BEGIN Supplied entries

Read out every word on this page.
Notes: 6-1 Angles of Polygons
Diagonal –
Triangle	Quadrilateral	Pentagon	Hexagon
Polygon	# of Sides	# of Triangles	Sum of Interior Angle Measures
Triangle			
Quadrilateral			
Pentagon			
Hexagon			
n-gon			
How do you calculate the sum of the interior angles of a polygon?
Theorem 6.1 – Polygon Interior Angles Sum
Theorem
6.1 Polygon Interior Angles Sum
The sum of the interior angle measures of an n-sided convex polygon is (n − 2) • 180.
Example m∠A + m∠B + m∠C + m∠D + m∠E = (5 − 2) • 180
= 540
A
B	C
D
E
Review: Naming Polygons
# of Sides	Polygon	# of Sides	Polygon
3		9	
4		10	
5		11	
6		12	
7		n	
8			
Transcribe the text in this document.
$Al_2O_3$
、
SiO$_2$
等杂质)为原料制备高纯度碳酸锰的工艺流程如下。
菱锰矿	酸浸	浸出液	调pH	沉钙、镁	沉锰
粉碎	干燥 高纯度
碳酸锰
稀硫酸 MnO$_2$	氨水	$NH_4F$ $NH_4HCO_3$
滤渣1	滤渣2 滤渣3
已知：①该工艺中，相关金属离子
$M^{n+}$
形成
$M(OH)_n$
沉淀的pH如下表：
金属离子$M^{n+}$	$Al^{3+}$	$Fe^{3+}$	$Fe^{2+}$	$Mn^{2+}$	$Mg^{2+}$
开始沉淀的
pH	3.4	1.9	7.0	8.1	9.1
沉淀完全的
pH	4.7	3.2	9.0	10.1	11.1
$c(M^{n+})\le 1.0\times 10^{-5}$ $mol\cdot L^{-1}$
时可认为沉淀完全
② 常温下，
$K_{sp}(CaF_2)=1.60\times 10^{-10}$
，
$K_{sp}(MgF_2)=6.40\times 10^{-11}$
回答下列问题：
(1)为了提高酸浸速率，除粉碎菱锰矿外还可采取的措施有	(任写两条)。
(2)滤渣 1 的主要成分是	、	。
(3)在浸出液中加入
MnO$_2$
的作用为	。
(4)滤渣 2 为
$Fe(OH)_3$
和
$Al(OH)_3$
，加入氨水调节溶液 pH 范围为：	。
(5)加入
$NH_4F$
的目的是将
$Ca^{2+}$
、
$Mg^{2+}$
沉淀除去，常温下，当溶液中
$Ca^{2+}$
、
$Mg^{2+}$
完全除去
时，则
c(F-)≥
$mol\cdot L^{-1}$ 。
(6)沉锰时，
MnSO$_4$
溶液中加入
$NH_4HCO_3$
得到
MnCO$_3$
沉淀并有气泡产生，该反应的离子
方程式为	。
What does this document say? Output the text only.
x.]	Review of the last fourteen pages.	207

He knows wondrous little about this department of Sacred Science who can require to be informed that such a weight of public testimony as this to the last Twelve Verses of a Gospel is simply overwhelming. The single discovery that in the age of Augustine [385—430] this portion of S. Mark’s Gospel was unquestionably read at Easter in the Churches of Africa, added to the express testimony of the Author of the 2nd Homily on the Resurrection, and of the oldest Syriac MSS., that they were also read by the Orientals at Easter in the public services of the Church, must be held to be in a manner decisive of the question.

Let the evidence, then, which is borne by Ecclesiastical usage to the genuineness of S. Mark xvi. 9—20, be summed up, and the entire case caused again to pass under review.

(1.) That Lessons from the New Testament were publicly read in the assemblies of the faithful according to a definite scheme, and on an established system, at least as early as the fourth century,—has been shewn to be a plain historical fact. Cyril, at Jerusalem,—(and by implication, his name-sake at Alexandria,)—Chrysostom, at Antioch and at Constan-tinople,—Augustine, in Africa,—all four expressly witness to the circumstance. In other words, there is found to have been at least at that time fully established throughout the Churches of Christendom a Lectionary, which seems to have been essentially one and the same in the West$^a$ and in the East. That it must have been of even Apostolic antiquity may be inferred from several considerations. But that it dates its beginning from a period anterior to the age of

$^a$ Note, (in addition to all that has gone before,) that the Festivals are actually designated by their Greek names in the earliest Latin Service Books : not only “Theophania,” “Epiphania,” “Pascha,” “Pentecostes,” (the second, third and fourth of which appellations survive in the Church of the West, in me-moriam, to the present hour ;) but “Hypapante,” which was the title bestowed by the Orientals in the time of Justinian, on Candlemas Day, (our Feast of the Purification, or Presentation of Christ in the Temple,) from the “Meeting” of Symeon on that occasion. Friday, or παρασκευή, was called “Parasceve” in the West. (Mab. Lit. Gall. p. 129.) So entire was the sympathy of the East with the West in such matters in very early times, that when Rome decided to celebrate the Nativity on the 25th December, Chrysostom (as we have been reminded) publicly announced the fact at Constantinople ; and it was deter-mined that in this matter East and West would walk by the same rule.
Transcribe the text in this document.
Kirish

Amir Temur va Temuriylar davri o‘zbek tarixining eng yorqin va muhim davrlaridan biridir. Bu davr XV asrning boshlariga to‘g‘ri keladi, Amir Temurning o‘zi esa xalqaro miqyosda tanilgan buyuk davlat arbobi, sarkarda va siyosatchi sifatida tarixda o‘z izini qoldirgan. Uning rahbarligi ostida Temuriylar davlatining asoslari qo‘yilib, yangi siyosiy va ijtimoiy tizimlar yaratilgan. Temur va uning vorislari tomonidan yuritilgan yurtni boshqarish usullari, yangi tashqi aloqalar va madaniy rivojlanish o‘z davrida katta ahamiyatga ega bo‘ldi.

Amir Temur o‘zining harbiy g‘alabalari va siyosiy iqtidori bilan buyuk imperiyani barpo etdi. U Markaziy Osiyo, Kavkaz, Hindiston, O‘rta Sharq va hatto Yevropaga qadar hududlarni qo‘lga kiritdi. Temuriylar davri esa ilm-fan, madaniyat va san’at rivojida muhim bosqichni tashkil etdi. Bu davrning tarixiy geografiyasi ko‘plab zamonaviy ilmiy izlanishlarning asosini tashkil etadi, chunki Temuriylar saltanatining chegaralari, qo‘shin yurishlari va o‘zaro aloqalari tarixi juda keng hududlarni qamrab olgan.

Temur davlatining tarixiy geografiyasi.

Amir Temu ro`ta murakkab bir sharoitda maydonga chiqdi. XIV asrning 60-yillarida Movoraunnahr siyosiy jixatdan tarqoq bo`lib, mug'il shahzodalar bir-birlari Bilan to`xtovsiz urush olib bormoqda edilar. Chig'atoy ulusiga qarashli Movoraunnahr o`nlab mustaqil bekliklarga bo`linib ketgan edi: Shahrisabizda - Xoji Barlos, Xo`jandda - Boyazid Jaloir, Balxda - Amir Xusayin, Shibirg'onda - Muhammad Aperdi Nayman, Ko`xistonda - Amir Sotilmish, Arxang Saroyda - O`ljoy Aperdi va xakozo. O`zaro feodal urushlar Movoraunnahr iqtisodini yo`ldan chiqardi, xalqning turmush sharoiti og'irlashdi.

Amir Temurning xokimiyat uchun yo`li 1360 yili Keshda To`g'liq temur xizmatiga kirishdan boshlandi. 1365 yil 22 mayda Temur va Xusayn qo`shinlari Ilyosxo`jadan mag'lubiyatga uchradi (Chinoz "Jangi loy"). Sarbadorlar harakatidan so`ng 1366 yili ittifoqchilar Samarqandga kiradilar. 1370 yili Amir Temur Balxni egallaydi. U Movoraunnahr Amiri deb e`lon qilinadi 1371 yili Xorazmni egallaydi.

END Supplied entries

▶ [Set exercise] Extract every line containing the string "Sides" from the material.

▶ [Reply]
Polygon	# of Sides	# of Triangles	Sum of Interior Angle Measures
# of Sides	Polygon	# of Sides	Polygon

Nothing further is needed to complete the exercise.